Take the material and output all of it exactly.

--- START SUPPLIED DATA ---

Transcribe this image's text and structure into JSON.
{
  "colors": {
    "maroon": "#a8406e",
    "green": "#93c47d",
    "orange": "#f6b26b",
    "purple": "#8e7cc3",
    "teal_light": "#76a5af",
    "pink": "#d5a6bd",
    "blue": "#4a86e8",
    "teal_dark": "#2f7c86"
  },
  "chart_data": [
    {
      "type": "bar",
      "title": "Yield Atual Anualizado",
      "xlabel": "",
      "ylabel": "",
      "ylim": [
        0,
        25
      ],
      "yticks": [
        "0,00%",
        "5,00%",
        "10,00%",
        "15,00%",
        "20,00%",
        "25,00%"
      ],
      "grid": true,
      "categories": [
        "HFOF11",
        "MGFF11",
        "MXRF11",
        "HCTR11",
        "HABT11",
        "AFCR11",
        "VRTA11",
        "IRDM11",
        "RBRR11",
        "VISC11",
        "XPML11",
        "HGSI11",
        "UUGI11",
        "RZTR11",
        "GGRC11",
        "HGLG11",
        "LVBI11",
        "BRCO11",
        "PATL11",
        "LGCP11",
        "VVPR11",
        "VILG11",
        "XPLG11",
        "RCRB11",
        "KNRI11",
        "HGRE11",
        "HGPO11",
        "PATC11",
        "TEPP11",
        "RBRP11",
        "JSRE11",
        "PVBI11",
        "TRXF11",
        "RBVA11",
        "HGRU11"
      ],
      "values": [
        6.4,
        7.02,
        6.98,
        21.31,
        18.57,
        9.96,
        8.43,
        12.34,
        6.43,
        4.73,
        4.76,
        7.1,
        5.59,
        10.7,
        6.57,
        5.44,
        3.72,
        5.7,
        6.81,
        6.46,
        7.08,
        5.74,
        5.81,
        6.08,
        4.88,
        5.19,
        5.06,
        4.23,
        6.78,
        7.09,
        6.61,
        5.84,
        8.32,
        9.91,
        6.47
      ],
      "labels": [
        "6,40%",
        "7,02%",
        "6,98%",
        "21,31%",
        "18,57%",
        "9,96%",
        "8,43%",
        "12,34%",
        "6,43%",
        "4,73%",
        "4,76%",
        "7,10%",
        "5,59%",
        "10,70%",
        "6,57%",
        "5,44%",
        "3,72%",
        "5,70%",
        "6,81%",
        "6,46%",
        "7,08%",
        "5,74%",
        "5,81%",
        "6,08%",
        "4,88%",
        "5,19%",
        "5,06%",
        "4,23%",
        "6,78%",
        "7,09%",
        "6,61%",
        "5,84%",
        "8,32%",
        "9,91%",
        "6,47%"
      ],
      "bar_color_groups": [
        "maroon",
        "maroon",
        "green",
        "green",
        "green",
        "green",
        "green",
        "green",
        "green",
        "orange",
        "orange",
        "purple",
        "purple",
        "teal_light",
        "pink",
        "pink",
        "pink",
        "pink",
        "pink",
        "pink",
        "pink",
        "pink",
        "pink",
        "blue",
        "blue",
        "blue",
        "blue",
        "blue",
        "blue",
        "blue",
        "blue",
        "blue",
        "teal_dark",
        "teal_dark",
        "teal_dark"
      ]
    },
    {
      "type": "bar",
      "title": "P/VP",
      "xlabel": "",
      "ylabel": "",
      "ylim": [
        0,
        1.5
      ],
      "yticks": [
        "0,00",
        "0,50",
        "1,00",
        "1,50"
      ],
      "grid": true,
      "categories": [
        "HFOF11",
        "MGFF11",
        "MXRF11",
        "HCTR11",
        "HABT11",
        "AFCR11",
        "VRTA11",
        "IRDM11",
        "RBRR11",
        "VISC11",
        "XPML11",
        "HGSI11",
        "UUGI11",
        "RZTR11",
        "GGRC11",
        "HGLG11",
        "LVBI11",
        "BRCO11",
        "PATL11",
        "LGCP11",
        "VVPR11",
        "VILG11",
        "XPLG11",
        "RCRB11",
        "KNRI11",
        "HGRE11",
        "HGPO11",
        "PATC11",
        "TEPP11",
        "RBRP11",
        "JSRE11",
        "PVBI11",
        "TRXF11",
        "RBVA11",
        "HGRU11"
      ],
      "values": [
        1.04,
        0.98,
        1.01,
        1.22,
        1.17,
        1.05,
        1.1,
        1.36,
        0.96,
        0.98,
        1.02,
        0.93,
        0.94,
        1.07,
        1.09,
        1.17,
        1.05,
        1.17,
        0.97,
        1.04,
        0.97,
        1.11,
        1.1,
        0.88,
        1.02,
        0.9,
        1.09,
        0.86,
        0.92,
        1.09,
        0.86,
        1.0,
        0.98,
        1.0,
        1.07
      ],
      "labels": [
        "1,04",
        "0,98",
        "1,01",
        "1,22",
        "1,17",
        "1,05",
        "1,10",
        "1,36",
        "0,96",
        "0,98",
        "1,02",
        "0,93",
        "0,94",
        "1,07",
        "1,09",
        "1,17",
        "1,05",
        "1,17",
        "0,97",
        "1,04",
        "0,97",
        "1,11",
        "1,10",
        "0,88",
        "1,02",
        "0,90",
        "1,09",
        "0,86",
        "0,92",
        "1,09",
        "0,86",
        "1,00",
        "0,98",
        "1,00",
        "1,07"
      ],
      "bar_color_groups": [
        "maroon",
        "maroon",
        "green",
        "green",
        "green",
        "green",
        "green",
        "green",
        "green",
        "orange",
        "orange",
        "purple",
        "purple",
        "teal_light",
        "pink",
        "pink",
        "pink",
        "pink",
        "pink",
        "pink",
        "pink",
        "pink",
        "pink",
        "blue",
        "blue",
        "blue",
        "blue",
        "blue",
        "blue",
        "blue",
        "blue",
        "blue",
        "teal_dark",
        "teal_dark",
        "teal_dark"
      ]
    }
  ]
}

--- END SUPPLIED DATA ---

▶ **PROBLEM SOLUTION**:
Transcribe this image's text and structure into JSON.
{
  "colors": {
    "maroon": "#a8406e",
    "green": "#93c47d",
    "orange": "#f6b26b",
    "purple": "#8e7cc3",
    "teal_light": "#76a5af",
    "pink": "#d5a6bd",
    "blue": "#4a86e8",
    "teal_dark": "#2f7c86"
  },
  "chart_data": [
    {
      "type": "bar",
      "title": "Yield Atual Anualizado",
      "xlabel": "",
      "ylabel": "",
      "ylim": [
        0,
        25
      ],
      "yticks": [
        "0,00%",
        "5,00%",
        "10,00%",
        "15,00%",
        "20,00%",
        "25,00%"
      ],
      "grid": true,
      "categories": [
        "HFOF11",
        "MGFF11",
        "MXRF11",
        "HCTR11",
        "HABT11",
        "AFCR11",
        "VRTA11",
        "IRDM11",
        "RBRR11",
        "VISC11",
        "XPML11",
        "HGSI11",
        "UUGI11",
        "RZTR11",
        "GGRC11",
        "HGLG11",
        "LVBI11",
        "BRCO11",
        "PATL11",
        "LGCP11",
        "VVPR11",
        "VILG11",
        "XPLG11",
        "RCRB11",
        "KNRI11",
        "HGRE11",
        "HGPO11",
        "PATC11",
        "TEPP11",
        "RBRP11",
        "JSRE11",
        "PVBI11",
        "TRXF11",
        "RBVA11",
        "HGRU11"
      ],
      "values": [
        6.4,
        7.02,
        6.98,
        21.31,
        18.57,
        9.96,
        8.43,
        12.34,
        6.43,
        4.73,
        4.76,
        7.1,
        5.59,
        10.7,
        6.57,
        5.44,
        3.72,
        5.7,
        6.81,
        6.46,
        7.08,
        5.74,
        5.81,
        6.08,
        4.88,
        5.19,
        5.06,
        4.23,
        6.78,
        7.09,
        6.61,
        5.84,
        8.32,
        9.91,
        6.47
      ],
      "labels": [
        "6,40%",
        "7,02%",
        "6,98%",
        "21,31%",
        "18,57%",
        "9,96%",
        "8,43%",
        "12,34%",
        "6,43%",
        "4,73%",
        "4,76%",
        "7,10%",
        "5,59%",
        "10,70%",
        "6,57%",
        "5,44%",
        "3,72%",
        "5,70%",
        "6,81%",
        "6,46%",
        "7,08%",
        "5,74%",
        "5,81%",
        "6,08%",
        "4,88%",
        "5,19%",
        "5,06%",
        "4,23%",
        "6,78%",
        "7,09%",
        "6,61%",
        "5,84%",
        "8,32%",
        "9,91%",
        "6,47%"
      ],
      "bar_color_groups": [
        "maroon",
        "maroon",
        "green",
        "green",
        "green",
        "green",
        "green",
        "green",
        "green",
        "orange",
        "orange",
        "purple",
        "purple",
        "teal_light",
        "pink",
        "pink",
        "pink",
        "pink",
        "pink",
        "pink",
        "pink",
        "pink",
        "pink",
        "blue",
        "blue",
        "blue",
        "blue",
        "blue",
        "blue",
        "blue",
        "blue",
        "blue",
        "teal_dark",
        "teal_dark",
        "teal_dark"
      ]
    },
    {
      "type": "bar",
      "title": "P/VP",
      "xlabel": "",
      "ylabel": "",
      "ylim": [
        0,
        1.5
      ],
      "yticks": [
        "0,00",
        "0,50",
        "1,00",
        "1,50"
      ],
      "grid": true,
      "categories": [
        "HFOF11",
        "MGFF11",
        "MXRF11",
        "HCTR11",
        "HABT11",
        "AFCR11",
        "VRTA11",
        "IRDM11",
        "RBRR11",
        "VISC11",
        "XPML11",
        "HGSI11",
        "UUGI11",
        "RZTR11",
        "GGRC11",
        "HGLG11",
        "LVBI11",
        "BRCO11",
        "PATL11",
        "LGCP11",
        "VVPR11",
        "VILG11",
        "XPLG11",
        "RCRB11",
        "KNRI11",
        "HGRE11",
        "HGPO11",
        "PATC11",
        "TEPP11",
        "RBRP11",
        "JSRE11",
        "PVBI11",
        "TRXF11",
        "RBVA11",
        "HGRU11"
      ],
      "values": [
        1.04,
        0.98,
        1.01,
        1.22,
        1.17,
        1.05,
        1.1,
        1.36,
        0.96,
        0.98,
        1.02,
        0.93,
        0.94,
        1.07,
        1.09,
        1.17,
        1.05,
        1.17,
        0.97,
        1.04,
        0.97,
        1.11,
        1.1,
        0.88,
        1.02,
        0.9,
        1.09,
        0.86,
        0.92,
        1.09,
        0.86,
        1.0,
        0.98,
        1.0,
        1.07
      ],
      "labels": [
        "1,04",
        "0,98",
        "1,01",
        "1,22",
        "1,17",
        "1,05",
        "1,10",
        "1,36",
        "0,96",
        "0,98",
        "1,02",
        "0,93",
        "0,94",
        "1,07",
        "1,09",
        "1,17",
        "1,05",
        "1,17",
        "0,97",
        "1,04",
        "0,97",
        "1,11",
        "1,10",
        "0,88",
        "1,02",
        "0,90",
        "1,09",
        "0,86",
        "0,92",
        "1,09",
        "0,86",
        "1,00",
        "0,98",
        "1,00",
        "1,07"
      ],
      "bar_color_groups": [
        "maroon",
        "maroon",
        "green",
        "green",
        "green",
        "green",
        "green",
        "green",
        "green",
        "orange",
        "orange",
        "purple",
        "purple",
        "teal_light",
        "pink",
        "pink",
        "pink",
        "pink",
        "pink",
        "pink",
        "pink",
        "pink",
        "pink",
        "blue",
        "blue",
        "blue",
        "blue",
        "blue",
        "blue",
        "blue",
        "blue",
        "blue",
        "teal_dark",
        "teal_dark",
        "teal_dark"
      ]
    }
  ]
}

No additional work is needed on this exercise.